Your instructions: How many lines of these entries hold the string "JSON"? Answer with the number alone.

Stored items from a collection
+++

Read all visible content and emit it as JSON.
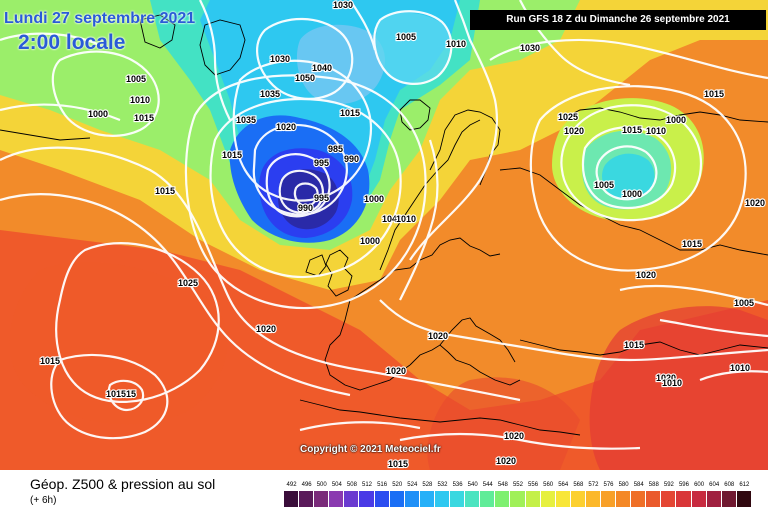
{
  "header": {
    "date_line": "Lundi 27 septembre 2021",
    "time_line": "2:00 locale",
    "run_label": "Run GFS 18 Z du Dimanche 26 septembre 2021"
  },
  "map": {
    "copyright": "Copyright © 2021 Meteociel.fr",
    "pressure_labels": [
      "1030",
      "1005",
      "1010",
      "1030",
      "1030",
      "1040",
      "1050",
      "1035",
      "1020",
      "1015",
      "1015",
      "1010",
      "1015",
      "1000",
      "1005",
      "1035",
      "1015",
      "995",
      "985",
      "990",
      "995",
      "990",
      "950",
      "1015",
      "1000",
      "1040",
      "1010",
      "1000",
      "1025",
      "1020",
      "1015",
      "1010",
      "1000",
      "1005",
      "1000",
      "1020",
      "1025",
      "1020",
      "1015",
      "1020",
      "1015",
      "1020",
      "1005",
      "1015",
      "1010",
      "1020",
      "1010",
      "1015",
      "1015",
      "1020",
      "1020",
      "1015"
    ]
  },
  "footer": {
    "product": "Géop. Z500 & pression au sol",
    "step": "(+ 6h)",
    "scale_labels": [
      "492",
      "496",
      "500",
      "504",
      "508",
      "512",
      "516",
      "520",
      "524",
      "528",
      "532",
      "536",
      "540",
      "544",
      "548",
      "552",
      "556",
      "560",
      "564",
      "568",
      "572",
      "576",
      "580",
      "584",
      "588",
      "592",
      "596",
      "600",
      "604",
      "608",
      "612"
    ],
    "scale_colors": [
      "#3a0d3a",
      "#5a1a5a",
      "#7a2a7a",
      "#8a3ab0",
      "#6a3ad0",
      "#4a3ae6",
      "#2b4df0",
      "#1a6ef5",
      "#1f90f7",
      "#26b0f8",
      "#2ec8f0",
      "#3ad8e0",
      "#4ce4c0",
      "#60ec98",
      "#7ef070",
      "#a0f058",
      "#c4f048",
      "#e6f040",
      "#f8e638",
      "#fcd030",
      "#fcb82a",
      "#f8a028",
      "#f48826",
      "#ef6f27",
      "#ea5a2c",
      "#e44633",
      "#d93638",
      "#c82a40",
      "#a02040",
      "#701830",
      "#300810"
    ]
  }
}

+++

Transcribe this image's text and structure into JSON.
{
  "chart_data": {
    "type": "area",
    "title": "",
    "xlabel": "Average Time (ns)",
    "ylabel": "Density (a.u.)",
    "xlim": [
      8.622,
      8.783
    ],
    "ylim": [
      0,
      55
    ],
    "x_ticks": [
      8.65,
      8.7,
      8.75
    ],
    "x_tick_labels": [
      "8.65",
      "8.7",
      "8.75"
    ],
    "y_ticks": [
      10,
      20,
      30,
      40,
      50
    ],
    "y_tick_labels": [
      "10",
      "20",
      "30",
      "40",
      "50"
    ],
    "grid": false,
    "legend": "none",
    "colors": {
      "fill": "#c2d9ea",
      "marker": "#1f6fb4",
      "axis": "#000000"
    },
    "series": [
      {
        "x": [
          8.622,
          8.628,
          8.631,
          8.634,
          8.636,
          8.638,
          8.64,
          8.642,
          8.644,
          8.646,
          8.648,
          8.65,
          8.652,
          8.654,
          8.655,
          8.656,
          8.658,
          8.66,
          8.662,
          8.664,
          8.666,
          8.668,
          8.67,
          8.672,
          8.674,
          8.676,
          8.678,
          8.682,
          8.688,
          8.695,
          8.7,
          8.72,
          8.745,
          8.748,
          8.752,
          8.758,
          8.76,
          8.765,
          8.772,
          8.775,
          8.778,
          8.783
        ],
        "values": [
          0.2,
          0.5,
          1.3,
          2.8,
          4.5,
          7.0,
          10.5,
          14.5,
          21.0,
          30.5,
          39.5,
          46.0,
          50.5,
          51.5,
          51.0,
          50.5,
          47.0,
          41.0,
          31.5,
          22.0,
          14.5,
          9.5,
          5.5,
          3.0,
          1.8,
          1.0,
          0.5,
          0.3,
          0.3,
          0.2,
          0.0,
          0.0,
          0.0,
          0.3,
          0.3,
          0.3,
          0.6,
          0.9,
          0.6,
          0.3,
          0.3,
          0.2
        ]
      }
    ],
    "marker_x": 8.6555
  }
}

+++

Output below: 2